# [EXERCISE]
Reproduce all of the material exactly as shown.

Dataset entries on figures
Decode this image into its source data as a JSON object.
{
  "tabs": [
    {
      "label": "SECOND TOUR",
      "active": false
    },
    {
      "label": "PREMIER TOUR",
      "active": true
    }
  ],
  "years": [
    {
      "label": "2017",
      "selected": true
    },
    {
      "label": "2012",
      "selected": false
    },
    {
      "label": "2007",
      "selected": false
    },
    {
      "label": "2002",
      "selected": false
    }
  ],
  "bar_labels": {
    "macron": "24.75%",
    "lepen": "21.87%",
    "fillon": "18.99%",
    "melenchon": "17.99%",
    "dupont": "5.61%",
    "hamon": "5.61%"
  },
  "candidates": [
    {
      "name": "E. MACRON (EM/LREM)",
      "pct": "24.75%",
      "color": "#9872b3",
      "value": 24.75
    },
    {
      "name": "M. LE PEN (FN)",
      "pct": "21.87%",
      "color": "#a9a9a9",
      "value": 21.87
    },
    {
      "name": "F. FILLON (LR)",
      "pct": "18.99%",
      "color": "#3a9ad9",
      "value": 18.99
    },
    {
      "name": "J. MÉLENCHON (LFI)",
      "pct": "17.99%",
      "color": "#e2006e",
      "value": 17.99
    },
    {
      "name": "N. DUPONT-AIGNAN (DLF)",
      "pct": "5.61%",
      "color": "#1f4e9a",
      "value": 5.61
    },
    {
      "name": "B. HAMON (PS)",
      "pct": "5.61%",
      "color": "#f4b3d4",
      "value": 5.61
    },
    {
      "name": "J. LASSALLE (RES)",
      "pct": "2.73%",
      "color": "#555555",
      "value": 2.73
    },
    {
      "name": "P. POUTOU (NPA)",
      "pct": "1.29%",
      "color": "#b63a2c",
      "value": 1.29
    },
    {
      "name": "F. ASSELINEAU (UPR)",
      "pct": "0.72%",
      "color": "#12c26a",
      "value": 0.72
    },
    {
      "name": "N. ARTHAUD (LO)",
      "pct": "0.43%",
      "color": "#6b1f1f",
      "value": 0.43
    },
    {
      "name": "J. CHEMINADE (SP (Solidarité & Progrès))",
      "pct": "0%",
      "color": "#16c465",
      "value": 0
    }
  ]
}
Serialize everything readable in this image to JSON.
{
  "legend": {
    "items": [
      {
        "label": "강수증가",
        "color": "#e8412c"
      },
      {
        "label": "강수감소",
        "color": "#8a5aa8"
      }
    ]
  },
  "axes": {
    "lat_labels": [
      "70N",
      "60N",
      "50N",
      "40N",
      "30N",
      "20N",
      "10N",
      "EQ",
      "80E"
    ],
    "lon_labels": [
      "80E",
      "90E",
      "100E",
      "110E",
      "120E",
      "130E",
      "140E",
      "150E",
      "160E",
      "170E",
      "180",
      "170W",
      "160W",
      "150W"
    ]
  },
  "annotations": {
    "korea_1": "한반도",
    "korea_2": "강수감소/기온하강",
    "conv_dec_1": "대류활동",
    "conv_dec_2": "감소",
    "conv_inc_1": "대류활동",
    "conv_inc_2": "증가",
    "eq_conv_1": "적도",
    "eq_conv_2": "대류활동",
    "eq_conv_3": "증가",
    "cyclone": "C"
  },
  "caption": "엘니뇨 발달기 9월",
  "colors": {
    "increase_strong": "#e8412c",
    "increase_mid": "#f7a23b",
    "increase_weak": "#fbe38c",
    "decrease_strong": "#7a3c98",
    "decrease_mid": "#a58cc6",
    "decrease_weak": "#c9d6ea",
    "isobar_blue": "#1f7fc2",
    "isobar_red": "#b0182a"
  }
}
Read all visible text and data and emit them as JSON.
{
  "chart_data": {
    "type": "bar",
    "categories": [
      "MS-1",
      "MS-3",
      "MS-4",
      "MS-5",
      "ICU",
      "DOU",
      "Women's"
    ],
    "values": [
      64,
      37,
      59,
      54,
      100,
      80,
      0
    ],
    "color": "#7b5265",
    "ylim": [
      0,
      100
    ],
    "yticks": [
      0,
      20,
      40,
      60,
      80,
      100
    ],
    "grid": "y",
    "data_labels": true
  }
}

# [RESPONSE TO THE EXERCISE]
Decode this image into its source data as a JSON object.
{
  "tabs": [
    {
      "label": "SECOND TOUR",
      "active": false
    },
    {
      "label": "PREMIER TOUR",
      "active": true
    }
  ],
  "years": [
    {
      "label": "2017",
      "selected": true
    },
    {
      "label": "2012",
      "selected": false
    },
    {
      "label": "2007",
      "selected": false
    },
    {
      "label": "2002",
      "selected": false
    }
  ],
  "bar_labels": {
    "macron": "24.75%",
    "lepen": "21.87%",
    "fillon": "18.99%",
    "melenchon": "17.99%",
    "dupont": "5.61%",
    "hamon": "5.61%"
  },
  "candidates": [
    {
      "name": "E. MACRON (EM/LREM)",
      "pct": "24.75%",
      "color": "#9872b3",
      "value": 24.75
    },
    {
      "name": "M. LE PEN (FN)",
      "pct": "21.87%",
      "color": "#a9a9a9",
      "value": 21.87
    },
    {
      "name": "F. FILLON (LR)",
      "pct": "18.99%",
      "color": "#3a9ad9",
      "value": 18.99
    },
    {
      "name": "J. MÉLENCHON (LFI)",
      "pct": "17.99%",
      "color": "#e2006e",
      "value": 17.99
    },
    {
      "name": "N. DUPONT-AIGNAN (DLF)",
      "pct": "5.61%",
      "color": "#1f4e9a",
      "value": 5.61
    },
    {
      "name": "B. HAMON (PS)",
      "pct": "5.61%",
      "color": "#f4b3d4",
      "value": 5.61
    },
    {
      "name": "J. LASSALLE (RES)",
      "pct": "2.73%",
      "color": "#555555",
      "value": 2.73
    },
    {
      "name": "P. POUTOU (NPA)",
      "pct": "1.29%",
      "color": "#b63a2c",
      "value": 1.29
    },
    {
      "name": "F. ASSELINEAU (UPR)",
      "pct": "0.72%",
      "color": "#12c26a",
      "value": 0.72
    },
    {
      "name": "N. ARTHAUD (LO)",
      "pct": "0.43%",
      "color": "#6b1f1f",
      "value": 0.43
    },
    {
      "name": "J. CHEMINADE (SP (Solidarité & Progrès))",
      "pct": "0%",
      "color": "#16c465",
      "value": 0
    }
  ]
}
Serialize everything readable in this image to JSON.
{
  "legend": {
    "items": [
      {
        "label": "강수증가",
        "color": "#e8412c"
      },
      {
        "label": "강수감소",
        "color": "#8a5aa8"
      }
    ]
  },
  "axes": {
    "lat_labels": [
      "70N",
      "60N",
      "50N",
      "40N",
      "30N",
      "20N",
      "10N",
      "EQ",
      "80E"
    ],
    "lon_labels": [
      "80E",
      "90E",
      "100E",
      "110E",
      "120E",
      "130E",
      "140E",
      "150E",
      "160E",
      "170E",
      "180",
      "170W",
      "160W",
      "150W"
    ]
  },
  "annotations": {
    "korea_1": "한반도",
    "korea_2": "강수감소/기온하강",
    "conv_dec_1": "대류활동",
    "conv_dec_2": "감소",
    "conv_inc_1": "대류활동",
    "conv_inc_2": "증가",
    "eq_conv_1": "적도",
    "eq_conv_2": "대류활동",
    "eq_conv_3": "증가",
    "cyclone": "C"
  },
  "caption": "엘니뇨 발달기 9월",
  "colors": {
    "increase_strong": "#e8412c",
    "increase_mid": "#f7a23b",
    "increase_weak": "#fbe38c",
    "decrease_strong": "#7a3c98",
    "decrease_mid": "#a58cc6",
    "decrease_weak": "#c9d6ea",
    "isobar_blue": "#1f7fc2",
    "isobar_red": "#b0182a"
  }
}
Read all visible text and data and emit them as JSON.
{
  "chart_data": {
    "type": "bar",
    "categories": [
      "MS-1",
      "MS-3",
      "MS-4",
      "MS-5",
      "ICU",
      "DOU",
      "Women's"
    ],
    "values": [
      64,
      37,
      59,
      54,
      100,
      80,
      0
    ],
    "color": "#7b5265",
    "ylim": [
      0,
      100
    ],
    "yticks": [
      0,
      20,
      40,
      60,
      80,
      100
    ],
    "grid": "y",
    "data_labels": true
  }
}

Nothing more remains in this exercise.